(Records for the exercise)
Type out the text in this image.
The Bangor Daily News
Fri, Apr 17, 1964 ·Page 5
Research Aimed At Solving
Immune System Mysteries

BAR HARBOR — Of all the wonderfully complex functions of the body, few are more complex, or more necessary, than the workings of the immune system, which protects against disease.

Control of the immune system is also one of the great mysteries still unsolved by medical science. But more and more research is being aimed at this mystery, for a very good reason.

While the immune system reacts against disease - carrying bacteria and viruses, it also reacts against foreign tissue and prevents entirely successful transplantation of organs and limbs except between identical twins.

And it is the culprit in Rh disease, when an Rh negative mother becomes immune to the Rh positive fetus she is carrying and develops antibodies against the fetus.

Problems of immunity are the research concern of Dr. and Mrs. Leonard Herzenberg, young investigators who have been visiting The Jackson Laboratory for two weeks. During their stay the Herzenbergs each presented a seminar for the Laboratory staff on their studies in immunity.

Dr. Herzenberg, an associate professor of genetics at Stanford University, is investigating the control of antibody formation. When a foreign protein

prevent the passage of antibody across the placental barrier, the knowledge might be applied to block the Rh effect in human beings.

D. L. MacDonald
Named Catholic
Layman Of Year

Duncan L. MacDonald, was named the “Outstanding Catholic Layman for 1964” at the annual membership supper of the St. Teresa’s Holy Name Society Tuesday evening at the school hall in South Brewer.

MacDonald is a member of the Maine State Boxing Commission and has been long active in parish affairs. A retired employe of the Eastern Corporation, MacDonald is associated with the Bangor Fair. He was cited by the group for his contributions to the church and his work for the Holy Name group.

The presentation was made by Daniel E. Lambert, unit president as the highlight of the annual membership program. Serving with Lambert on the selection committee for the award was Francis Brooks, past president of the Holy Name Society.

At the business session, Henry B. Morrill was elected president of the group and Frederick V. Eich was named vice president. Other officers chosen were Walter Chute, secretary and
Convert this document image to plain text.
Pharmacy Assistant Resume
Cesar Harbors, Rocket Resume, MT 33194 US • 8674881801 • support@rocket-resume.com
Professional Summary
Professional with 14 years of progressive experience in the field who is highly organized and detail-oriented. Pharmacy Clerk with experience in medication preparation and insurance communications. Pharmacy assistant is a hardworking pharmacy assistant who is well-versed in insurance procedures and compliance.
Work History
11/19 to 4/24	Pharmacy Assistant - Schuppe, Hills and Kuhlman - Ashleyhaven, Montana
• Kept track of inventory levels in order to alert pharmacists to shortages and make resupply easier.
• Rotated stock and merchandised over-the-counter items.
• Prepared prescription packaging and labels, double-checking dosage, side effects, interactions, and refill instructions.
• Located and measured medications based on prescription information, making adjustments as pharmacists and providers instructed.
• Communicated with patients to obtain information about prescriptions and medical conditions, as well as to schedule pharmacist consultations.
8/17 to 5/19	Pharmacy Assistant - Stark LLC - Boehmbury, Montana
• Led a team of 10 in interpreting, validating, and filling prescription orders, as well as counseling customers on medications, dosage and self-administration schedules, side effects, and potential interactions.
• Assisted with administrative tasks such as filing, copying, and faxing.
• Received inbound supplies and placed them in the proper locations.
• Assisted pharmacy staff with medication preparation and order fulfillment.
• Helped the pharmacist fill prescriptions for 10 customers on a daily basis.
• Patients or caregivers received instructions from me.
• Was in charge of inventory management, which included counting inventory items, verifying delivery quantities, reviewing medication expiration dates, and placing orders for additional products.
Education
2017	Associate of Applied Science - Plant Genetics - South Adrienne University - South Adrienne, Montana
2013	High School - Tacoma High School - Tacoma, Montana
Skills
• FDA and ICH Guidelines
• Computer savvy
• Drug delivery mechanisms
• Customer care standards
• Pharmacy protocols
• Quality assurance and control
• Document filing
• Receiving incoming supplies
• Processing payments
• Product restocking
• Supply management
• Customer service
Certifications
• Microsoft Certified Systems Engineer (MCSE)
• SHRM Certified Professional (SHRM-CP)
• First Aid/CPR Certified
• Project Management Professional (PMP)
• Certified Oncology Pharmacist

(Assignment) Reproduce every line from the listing above that holds the word "medical".

(Solution to the exercise)
Control of the immune system is also one of the great mysteries still unsolved by medical science. But more and more research is being aimed at this mystery, for a very good reason.
• Communicated with patients to obtain information about prescriptions and medical conditions, as well as to schedule pharmacist consultations.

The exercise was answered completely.